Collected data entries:
§

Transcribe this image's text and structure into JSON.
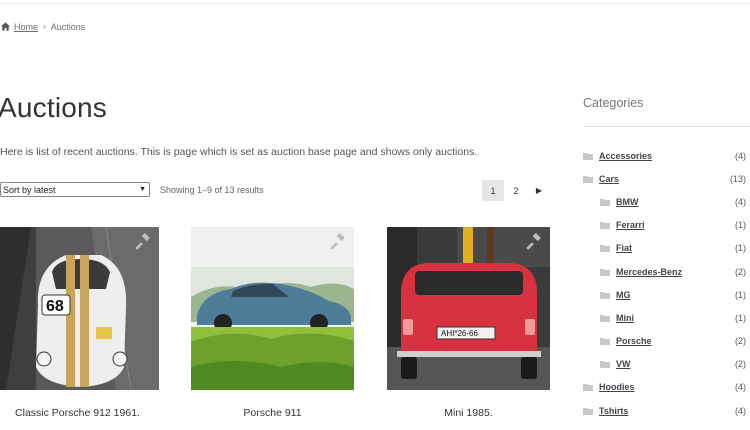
{
  "breadcrumb": {
    "home": "Home",
    "separator": "›",
    "current": "Auctions"
  },
  "page": {
    "title": "Auctions",
    "intro": "Here is list of recent auctions. This is page which is set as auction base page and shows only auctions."
  },
  "toolbar": {
    "sort_value": "Sort by latest",
    "result_count": "Showing 1–9 of 13 results",
    "pages": [
      "1",
      "2"
    ],
    "next": "▶"
  },
  "products": [
    {
      "name": "Classic Porsche 912 1961.",
      "icon": "gavel-icon"
    },
    {
      "name": "Porsche 911",
      "icon": "gavel-icon"
    },
    {
      "name": "Mini 1985.",
      "icon": "gavel-icon"
    }
  ],
  "sidebar": {
    "title": "Categories",
    "categories": [
      {
        "label": "Accessories",
        "count": "(4)"
      },
      {
        "label": "Cars",
        "count": "(13)"
      },
      {
        "label": "BMW",
        "count": "(4)"
      },
      {
        "label": "Ferarri",
        "count": "(1)"
      },
      {
        "label": "Fiat",
        "count": "(1)"
      },
      {
        "label": "Mercedes-Benz",
        "count": "(2)"
      },
      {
        "label": "MG",
        "count": "(1)"
      },
      {
        "label": "Mini",
        "count": "(1)"
      },
      {
        "label": "Porsche",
        "count": "(2)"
      },
      {
        "label": "VW",
        "count": "(2)"
      },
      {
        "label": "Hoodies",
        "count": "(4)"
      },
      {
        "label": "Tshirts",
        "count": "(4)"
      }
    ]
  },
  "colors": {
    "text": "#43454b",
    "muted": "#6d6d6d",
    "pager_active": "#e6e6e6",
    "folder": "#c8c8c8"
  }
}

§

The exercise: Give the number of lines in the material above that have the word "Porsche" in them, and nothing more.

Solution for this exercise: 3